TASK DIRECTIONS
Copy out all the lines in the records that include the word "Company".

SUPPLIED ENTRIES
**********

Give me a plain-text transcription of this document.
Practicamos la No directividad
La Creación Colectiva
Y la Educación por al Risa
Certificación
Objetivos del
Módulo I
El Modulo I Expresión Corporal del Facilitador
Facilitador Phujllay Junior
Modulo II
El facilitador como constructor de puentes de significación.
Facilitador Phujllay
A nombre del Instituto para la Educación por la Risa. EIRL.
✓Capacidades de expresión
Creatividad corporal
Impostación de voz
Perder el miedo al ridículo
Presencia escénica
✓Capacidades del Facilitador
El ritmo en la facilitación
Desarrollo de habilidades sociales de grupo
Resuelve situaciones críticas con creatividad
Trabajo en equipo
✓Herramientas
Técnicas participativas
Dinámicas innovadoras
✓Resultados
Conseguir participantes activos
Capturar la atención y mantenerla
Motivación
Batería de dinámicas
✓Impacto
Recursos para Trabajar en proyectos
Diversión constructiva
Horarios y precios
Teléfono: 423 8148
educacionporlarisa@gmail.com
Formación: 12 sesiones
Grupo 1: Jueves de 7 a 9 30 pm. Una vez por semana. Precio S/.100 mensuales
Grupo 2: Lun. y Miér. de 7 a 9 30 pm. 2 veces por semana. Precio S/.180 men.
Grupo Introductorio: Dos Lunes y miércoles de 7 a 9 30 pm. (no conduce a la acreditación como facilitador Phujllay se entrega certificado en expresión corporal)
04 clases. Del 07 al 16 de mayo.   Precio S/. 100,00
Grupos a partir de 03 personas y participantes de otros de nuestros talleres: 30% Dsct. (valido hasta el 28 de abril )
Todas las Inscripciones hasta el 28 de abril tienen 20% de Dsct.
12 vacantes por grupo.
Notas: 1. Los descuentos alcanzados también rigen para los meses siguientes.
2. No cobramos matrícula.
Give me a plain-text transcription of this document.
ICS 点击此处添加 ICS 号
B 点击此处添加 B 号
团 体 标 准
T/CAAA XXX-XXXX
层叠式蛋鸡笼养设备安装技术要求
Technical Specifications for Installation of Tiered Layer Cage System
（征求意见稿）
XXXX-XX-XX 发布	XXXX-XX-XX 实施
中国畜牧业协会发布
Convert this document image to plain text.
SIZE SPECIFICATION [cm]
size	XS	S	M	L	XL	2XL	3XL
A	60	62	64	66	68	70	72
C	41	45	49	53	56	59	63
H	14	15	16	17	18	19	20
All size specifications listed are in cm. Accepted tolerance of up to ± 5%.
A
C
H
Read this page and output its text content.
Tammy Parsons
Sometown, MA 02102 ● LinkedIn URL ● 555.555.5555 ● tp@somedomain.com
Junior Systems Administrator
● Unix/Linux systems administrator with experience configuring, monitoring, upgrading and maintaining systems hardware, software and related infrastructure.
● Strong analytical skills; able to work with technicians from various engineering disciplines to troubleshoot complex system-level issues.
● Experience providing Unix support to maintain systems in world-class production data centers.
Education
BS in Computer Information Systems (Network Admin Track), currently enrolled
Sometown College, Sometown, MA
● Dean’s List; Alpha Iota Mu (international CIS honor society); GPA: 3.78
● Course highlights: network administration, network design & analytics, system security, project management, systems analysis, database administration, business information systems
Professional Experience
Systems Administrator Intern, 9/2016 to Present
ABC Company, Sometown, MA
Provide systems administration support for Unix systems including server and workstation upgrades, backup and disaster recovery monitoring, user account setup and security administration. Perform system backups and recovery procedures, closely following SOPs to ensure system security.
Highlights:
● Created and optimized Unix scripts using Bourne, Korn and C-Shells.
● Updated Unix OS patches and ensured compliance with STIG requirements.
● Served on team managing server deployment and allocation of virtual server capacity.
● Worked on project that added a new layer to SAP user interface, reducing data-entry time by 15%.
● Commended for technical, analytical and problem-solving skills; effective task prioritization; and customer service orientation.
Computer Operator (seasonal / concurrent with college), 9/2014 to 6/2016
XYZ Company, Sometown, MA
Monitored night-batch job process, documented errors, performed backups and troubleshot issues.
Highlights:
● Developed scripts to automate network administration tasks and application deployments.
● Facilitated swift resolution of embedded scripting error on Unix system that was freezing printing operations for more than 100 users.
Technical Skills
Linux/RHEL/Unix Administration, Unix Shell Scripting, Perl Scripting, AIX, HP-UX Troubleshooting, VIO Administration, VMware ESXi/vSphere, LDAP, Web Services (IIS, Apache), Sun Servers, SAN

**********

THE RESPONSE
ABC Company, Sometown, MA
XYZ Company, Sometown, MA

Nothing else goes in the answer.